*REQUEST*
Determine the number of lines where "name" occurs and reply with that number by itself.

*DATA FOR PROCESSING*

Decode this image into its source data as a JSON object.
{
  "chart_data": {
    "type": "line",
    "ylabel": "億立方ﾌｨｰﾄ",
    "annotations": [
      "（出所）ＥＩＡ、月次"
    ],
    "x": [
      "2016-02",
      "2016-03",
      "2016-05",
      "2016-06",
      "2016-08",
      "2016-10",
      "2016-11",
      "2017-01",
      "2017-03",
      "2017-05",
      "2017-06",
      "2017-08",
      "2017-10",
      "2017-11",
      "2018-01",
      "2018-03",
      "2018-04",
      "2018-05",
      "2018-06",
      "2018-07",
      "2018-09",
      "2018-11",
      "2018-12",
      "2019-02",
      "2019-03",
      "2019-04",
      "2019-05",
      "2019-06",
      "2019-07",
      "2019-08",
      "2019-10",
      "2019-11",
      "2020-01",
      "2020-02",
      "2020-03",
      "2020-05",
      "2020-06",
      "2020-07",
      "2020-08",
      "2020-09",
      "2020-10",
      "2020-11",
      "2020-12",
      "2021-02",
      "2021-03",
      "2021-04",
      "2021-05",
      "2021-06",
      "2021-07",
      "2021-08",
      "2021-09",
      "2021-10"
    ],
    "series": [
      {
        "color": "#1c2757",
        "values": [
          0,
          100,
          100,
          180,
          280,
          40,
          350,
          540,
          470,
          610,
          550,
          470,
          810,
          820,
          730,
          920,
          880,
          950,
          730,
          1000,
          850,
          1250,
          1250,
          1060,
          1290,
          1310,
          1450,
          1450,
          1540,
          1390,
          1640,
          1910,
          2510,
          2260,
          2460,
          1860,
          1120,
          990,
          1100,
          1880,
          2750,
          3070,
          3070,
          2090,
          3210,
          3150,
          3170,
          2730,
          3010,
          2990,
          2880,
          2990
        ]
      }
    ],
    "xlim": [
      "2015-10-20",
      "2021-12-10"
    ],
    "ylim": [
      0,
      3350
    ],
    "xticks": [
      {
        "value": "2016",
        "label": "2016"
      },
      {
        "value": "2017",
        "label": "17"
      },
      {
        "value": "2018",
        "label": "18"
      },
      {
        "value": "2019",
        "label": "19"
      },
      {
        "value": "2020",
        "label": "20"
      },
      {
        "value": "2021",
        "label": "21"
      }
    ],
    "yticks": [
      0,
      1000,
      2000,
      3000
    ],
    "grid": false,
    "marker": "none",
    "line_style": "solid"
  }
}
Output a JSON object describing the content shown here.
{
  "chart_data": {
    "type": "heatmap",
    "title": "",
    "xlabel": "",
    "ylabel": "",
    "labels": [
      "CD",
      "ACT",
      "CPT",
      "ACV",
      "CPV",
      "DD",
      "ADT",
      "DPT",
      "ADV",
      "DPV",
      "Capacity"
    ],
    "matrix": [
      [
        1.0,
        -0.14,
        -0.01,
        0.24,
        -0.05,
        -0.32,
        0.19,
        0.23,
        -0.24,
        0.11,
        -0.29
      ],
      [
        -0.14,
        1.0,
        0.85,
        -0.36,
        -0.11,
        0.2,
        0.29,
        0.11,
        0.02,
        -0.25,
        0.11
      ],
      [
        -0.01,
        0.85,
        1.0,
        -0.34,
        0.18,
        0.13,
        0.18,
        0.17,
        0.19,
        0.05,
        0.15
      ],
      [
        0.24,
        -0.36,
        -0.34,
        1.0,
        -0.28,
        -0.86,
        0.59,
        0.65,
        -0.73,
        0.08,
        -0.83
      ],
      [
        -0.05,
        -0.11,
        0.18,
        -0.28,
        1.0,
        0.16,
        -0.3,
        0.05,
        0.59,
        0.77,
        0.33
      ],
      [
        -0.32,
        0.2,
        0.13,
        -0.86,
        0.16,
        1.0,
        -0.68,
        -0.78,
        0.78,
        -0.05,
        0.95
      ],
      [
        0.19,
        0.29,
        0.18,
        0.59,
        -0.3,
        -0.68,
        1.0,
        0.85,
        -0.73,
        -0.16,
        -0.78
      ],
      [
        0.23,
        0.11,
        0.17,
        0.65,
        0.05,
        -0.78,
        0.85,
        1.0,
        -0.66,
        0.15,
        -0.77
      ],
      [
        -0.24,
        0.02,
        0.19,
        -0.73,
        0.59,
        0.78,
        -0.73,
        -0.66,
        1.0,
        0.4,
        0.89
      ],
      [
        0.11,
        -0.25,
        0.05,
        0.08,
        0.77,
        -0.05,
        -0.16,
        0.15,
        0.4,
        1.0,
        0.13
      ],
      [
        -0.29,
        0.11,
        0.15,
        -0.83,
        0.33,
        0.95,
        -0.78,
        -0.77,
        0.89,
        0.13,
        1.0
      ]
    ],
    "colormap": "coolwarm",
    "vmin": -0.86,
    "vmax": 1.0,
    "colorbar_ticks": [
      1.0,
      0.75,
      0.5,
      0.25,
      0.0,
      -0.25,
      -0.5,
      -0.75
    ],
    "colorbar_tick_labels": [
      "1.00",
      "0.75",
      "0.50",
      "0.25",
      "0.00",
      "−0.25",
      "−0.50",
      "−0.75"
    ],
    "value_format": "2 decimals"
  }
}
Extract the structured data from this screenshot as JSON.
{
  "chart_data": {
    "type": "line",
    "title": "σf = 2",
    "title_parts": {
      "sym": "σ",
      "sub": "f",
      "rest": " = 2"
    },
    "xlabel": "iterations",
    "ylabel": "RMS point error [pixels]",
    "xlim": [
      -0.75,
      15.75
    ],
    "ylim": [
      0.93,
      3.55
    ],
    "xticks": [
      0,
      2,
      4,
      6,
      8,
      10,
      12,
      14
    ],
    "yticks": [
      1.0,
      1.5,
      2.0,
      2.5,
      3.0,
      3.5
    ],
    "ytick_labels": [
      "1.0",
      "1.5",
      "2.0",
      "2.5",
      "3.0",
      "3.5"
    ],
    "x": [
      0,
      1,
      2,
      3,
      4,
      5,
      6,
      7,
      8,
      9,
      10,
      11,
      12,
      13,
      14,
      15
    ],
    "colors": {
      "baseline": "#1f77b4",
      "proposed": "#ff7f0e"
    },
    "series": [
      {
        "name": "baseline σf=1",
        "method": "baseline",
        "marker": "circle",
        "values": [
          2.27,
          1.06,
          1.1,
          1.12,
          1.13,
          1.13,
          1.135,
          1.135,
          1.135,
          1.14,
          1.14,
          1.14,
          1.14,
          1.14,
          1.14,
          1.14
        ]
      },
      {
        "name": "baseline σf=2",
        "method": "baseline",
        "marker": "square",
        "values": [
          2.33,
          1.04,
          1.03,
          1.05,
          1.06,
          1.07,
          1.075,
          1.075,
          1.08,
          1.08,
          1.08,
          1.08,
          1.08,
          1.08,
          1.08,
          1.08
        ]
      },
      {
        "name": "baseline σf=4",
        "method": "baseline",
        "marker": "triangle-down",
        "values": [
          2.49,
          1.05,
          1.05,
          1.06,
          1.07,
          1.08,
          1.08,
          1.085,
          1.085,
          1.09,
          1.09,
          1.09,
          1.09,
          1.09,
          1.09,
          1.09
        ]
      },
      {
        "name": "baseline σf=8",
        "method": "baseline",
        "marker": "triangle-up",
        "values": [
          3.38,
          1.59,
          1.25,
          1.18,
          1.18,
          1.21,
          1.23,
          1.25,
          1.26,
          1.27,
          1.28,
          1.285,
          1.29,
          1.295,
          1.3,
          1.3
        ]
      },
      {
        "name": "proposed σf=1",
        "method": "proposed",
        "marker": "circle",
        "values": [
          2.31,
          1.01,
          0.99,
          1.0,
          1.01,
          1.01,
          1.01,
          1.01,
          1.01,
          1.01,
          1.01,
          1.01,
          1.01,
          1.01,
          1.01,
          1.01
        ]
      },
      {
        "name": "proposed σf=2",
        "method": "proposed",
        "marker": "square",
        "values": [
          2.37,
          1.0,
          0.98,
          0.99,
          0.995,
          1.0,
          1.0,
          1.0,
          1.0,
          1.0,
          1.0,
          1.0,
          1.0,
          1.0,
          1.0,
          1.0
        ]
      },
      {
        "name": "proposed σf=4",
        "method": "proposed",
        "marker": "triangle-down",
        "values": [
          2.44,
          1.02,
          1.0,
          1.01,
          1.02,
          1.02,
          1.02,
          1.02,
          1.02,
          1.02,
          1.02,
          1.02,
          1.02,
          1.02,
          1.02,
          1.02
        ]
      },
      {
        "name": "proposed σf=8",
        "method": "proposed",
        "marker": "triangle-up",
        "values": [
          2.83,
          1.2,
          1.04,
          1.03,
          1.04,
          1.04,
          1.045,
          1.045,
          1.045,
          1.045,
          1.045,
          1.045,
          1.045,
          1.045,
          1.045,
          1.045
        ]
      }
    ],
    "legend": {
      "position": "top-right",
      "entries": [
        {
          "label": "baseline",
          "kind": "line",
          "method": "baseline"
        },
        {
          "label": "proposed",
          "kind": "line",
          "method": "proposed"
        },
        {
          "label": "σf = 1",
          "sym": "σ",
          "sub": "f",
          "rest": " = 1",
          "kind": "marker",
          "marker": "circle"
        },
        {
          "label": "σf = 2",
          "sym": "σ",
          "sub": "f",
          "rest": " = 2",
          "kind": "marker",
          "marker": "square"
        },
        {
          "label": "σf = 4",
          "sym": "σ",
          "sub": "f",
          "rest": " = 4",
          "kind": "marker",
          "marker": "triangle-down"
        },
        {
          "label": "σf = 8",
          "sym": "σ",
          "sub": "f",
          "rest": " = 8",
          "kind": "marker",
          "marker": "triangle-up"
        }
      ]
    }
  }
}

*EXERCISE OUTPUT*
8